_Task to complete_
Please convert the material, from its first line up to and including the line containing "bar-gd3: [287, 308, 334, 587]", into a Markdown table with the columns Row and Line. Leave out blank lines.

====== Working data

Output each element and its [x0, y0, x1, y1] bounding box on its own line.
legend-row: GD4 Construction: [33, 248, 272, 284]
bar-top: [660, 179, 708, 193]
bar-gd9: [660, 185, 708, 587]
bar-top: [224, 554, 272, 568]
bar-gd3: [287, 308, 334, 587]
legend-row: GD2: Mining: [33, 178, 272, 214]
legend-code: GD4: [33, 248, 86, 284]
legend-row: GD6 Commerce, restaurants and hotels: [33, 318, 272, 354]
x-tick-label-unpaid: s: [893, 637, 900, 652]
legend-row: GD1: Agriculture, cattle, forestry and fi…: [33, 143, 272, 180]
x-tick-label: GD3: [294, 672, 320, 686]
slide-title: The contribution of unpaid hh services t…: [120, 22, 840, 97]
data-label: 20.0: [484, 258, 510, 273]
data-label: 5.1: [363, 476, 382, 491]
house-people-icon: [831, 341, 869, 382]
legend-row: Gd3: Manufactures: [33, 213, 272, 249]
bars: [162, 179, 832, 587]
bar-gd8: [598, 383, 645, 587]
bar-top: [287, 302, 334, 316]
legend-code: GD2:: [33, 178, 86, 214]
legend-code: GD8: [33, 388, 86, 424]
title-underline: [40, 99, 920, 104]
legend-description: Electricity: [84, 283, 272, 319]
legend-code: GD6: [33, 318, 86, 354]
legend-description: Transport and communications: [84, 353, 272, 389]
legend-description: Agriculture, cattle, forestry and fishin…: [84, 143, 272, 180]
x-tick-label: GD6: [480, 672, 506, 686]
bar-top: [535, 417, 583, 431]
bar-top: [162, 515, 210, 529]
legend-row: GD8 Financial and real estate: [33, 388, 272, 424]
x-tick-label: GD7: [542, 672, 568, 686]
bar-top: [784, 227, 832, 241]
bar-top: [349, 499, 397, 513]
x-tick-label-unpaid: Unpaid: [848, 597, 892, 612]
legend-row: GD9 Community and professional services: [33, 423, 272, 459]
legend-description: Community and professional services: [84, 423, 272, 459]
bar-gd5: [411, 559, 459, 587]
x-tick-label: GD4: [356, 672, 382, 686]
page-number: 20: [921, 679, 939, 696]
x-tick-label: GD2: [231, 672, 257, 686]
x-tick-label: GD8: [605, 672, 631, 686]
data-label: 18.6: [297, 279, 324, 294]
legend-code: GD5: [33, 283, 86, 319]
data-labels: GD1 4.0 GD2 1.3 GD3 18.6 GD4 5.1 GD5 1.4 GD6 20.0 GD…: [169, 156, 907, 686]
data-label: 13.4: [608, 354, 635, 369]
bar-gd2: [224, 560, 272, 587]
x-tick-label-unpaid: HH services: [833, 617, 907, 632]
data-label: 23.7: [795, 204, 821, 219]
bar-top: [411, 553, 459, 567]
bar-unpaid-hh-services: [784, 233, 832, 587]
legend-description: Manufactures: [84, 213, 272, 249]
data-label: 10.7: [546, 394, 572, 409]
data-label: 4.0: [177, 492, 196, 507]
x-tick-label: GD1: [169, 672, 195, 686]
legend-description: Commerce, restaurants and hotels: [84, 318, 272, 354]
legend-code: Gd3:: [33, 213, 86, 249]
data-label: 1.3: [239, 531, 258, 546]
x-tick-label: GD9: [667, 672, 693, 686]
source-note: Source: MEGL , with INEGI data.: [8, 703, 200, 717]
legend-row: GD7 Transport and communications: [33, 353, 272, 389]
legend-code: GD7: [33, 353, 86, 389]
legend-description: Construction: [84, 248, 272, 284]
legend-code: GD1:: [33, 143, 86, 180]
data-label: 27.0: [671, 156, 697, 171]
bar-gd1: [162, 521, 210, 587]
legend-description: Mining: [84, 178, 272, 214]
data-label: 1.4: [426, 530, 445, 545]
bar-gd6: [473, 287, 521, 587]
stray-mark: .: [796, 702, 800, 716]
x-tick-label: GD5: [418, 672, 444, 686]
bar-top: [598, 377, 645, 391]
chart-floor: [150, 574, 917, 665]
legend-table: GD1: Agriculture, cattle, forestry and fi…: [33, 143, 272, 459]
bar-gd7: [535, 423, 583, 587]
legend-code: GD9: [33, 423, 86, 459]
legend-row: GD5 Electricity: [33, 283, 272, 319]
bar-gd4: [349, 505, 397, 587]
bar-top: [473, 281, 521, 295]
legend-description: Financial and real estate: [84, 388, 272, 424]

============

_Result of the exercise_
| Row | Line |
|---|---|
| 1 | Output each element and its [x0, y0, x1, y1] bounding box on its own line. |
| 2 | legend-row: GD4 Construction: [33, 248, 272, 284] |
| 3 | bar-top: [660, 179, 708, 193] |
| 4 | bar-gd9: [660, 185, 708, 587] |
| 5 | bar-top: [224, 554, 272, 568] |
| 6 | bar-gd3: [287, 308, 334, 587] |